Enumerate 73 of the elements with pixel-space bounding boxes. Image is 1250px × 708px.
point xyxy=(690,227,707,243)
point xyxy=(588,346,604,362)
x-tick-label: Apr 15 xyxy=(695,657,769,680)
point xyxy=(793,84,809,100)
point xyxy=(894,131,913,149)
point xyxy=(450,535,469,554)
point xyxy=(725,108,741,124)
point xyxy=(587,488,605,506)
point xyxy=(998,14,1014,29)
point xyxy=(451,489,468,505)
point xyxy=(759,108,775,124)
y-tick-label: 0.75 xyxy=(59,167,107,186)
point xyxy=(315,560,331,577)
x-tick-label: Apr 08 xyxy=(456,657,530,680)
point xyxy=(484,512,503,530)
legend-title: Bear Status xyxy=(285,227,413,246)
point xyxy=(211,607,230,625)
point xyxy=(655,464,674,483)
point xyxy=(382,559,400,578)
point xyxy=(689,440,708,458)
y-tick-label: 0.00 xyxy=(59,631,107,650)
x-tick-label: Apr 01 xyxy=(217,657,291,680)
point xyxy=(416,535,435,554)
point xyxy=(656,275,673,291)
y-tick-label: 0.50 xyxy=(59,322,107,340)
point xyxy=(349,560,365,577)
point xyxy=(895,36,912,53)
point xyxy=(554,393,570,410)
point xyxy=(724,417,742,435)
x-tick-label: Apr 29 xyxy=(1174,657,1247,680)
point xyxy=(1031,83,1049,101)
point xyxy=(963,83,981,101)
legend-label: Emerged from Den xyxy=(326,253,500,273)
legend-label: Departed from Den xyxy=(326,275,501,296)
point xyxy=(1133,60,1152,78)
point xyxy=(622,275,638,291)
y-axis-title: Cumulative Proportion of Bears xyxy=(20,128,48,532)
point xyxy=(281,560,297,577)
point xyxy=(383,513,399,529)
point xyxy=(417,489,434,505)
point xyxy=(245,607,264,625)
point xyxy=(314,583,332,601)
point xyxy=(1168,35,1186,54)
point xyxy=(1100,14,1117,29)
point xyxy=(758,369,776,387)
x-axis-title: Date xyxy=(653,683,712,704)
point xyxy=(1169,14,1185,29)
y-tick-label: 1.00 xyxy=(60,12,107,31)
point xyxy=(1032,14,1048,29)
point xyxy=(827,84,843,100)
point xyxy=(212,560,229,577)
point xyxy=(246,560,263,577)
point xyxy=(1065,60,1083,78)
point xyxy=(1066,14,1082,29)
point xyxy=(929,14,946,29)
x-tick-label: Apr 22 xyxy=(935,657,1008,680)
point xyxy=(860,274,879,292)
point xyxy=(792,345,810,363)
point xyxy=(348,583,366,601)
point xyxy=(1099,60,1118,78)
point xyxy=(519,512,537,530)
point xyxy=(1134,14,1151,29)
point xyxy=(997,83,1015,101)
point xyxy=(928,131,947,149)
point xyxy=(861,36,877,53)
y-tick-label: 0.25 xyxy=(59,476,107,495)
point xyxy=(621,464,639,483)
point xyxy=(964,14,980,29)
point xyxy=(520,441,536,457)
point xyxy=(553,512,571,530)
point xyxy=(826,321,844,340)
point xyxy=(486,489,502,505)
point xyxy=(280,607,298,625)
---*---
• Ćwiczenie
Przepisz bez zmian fragment listingu od jego początku do wiersza zawierającego „point xyxy=(587,488,605,506)”, łącznie z tym wierszem.

• Wynik
Enumerate 73 of the elements with pixel-space bounding boxes. Image is 1250px × 708px.
point xyxy=(690,227,707,243)
point xyxy=(588,346,604,362)
x-tick-label: Apr 15 xyxy=(695,657,769,680)
point xyxy=(793,84,809,100)
point xyxy=(894,131,913,149)
point xyxy=(450,535,469,554)
point xyxy=(725,108,741,124)
point xyxy=(587,488,605,506)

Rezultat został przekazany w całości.